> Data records
——————

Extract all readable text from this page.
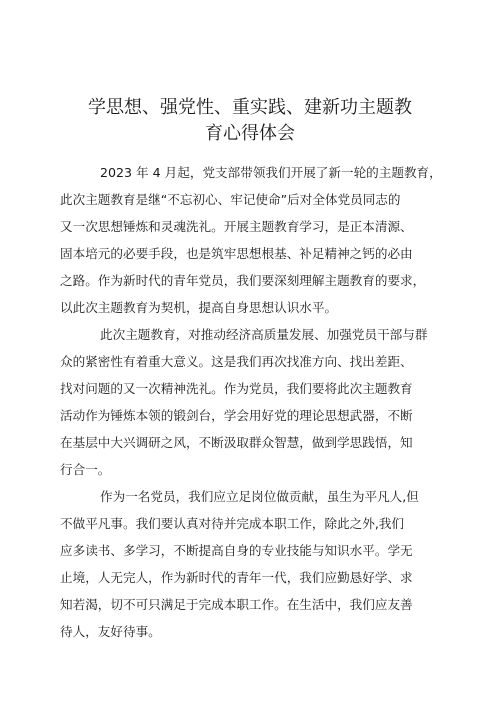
学思想、强党性、重实践、建新功主题教
育心得体会
2023 年 4 月起，党支部带领我们开展了新一轮的主题教育，
此次主题教育是继“不忘初心、牢记使命”后对全体党员同志的
又一次思想锤炼和灵魂洗礼。开展主题教育学习，是正本清源、
固本培元的必要手段，也是筑牢思想根基、补足精神之钙的必由
之路。作为新时代的青年党员，我们要深刻理解主题教育的要求，
以此次主题教育为契机，提高自身思想认识水平。
此次主题教育，对推动经济高质量发展、加强党员干部与群
众的紧密性有着重大意义。这是我们再次找准方向、找出差距、
找对问题的又一次精神洗礼。作为党员，我们要将此次主题教育
活动作为锤炼本领的锻剑台，学会用好党的理论思想武器，不断
在基层中大兴调研之风，不断汲取群众智慧，做到学思践悟，知
行合一。
作为一名党员，我们应立足岗位做贡献，虽生为平凡人,但
不做平凡事。我们要认真对待并完成本职工作，除此之外,我们
应多读书、多学习，不断提高自身的专业技能与知识水平。学无
止境，人无完人，作为新时代的青年一代，我们应勤恳好学、求
知若渴，切不可只满足于完成本职工作。在生活中，我们应友善
待人，友好待事。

——————

> Prompt
Repeat the listing in full and exactly. Leave any pictures out.

> Solution to this exercise
Extract all readable text from this page.
学思想、强党性、重实践、建新功主题教
育心得体会
2023 年 4 月起，党支部带领我们开展了新一轮的主题教育，
此次主题教育是继“不忘初心、牢记使命”后对全体党员同志的
又一次思想锤炼和灵魂洗礼。开展主题教育学习，是正本清源、
固本培元的必要手段，也是筑牢思想根基、补足精神之钙的必由
之路。作为新时代的青年党员，我们要深刻理解主题教育的要求，
以此次主题教育为契机，提高自身思想认识水平。
此次主题教育，对推动经济高质量发展、加强党员干部与群
众的紧密性有着重大意义。这是我们再次找准方向、找出差距、
找对问题的又一次精神洗礼。作为党员，我们要将此次主题教育
活动作为锤炼本领的锻剑台，学会用好党的理论思想武器，不断
在基层中大兴调研之风，不断汲取群众智慧，做到学思践悟，知
行合一。
作为一名党员，我们应立足岗位做贡献，虽生为平凡人,但
不做平凡事。我们要认真对待并完成本职工作，除此之外,我们
应多读书、多学习，不断提高自身的专业技能与知识水平。学无
止境，人无完人，作为新时代的青年一代，我们应勤恳好学、求
知若渴，切不可只满足于完成本职工作。在生活中，我们应友善
待人，友好待事。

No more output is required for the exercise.